GOAL: Copy out all the data, word for word.

** begin DATA TO PROCESS **

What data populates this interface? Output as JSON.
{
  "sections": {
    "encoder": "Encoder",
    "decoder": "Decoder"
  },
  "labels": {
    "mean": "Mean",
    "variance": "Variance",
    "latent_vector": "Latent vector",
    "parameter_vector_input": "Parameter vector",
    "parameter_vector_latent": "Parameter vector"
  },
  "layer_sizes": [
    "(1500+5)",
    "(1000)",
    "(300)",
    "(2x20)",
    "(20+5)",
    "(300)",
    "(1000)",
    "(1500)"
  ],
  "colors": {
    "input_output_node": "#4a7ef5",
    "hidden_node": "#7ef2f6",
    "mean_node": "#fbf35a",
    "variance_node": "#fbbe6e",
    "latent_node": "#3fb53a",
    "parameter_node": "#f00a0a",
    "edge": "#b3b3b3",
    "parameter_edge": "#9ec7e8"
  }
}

** end DATA TO PROCESS **

EXERCISE ANSWER:
What data populates this interface? Output as JSON.
{
  "sections": {
    "encoder": "Encoder",
    "decoder": "Decoder"
  },
  "labels": {
    "mean": "Mean",
    "variance": "Variance",
    "latent_vector": "Latent vector",
    "parameter_vector_input": "Parameter vector",
    "parameter_vector_latent": "Parameter vector"
  },
  "layer_sizes": [
    "(1500+5)",
    "(1000)",
    "(300)",
    "(2x20)",
    "(20+5)",
    "(300)",
    "(1000)",
    "(1500)"
  ],
  "colors": {
    "input_output_node": "#4a7ef5",
    "hidden_node": "#7ef2f6",
    "mean_node": "#fbf35a",
    "variance_node": "#fbbe6e",
    "latent_node": "#3fb53a",
    "parameter_node": "#f00a0a",
    "edge": "#b3b3b3",
    "parameter_edge": "#9ec7e8"
  }
}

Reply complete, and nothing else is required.